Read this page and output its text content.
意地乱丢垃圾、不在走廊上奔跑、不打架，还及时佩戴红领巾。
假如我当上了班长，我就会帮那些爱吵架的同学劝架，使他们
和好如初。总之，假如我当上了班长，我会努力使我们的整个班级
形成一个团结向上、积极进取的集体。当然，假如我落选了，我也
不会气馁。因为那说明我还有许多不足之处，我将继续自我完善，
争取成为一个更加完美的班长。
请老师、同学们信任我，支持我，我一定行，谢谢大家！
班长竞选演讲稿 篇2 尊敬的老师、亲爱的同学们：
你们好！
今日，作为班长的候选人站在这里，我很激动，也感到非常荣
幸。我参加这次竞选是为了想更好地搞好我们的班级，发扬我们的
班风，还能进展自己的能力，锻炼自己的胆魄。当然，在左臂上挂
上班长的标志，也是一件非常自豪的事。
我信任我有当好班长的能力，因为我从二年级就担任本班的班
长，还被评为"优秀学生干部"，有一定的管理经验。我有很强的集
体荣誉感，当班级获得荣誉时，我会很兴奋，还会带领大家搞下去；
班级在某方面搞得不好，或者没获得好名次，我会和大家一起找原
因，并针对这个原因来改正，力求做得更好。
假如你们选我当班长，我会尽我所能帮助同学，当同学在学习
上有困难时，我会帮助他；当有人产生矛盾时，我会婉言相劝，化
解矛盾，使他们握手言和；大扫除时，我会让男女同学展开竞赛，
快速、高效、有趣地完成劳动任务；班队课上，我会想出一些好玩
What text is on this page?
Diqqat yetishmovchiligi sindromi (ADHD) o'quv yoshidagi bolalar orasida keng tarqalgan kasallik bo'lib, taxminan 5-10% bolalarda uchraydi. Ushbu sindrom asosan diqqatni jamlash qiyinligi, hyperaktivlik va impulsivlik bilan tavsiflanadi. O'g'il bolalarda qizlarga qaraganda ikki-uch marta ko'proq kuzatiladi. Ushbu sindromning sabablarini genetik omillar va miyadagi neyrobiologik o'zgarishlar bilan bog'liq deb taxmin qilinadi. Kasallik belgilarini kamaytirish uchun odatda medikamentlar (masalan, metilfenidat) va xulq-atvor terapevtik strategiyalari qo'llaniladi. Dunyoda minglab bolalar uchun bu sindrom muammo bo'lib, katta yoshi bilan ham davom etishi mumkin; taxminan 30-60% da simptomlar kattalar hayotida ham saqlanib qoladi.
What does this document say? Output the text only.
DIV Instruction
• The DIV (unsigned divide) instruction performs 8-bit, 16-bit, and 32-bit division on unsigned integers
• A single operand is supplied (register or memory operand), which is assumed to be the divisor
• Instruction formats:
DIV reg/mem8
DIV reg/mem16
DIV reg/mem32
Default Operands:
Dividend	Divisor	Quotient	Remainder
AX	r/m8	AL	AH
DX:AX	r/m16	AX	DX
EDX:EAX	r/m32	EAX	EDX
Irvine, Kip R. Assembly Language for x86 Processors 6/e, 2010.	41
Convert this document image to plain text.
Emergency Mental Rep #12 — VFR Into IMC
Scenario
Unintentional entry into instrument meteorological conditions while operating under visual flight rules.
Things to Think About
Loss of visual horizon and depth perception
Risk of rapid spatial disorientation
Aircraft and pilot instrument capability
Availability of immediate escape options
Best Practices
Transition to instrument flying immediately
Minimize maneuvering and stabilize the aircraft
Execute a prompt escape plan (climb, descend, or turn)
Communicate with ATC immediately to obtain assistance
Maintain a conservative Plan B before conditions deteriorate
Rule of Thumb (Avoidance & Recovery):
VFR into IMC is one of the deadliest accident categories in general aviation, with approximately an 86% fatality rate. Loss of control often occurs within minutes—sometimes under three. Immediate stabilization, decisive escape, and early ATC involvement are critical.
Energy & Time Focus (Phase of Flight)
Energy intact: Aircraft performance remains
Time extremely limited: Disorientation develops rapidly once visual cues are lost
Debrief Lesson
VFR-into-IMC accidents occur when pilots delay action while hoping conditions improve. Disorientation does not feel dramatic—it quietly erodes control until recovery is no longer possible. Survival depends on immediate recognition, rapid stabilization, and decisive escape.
□ □ □
Check each line above for "Loss" and return the ones that have it.

Loss of visual horizon and depth perception
VFR into IMC is one of the deadliest accident categories in general aviation, with approximately an 86% fatality rate. Loss of control often occurs within minutes—sometimes under three. Immediate stabilization, decisive escape, and early ATC involvement are critical.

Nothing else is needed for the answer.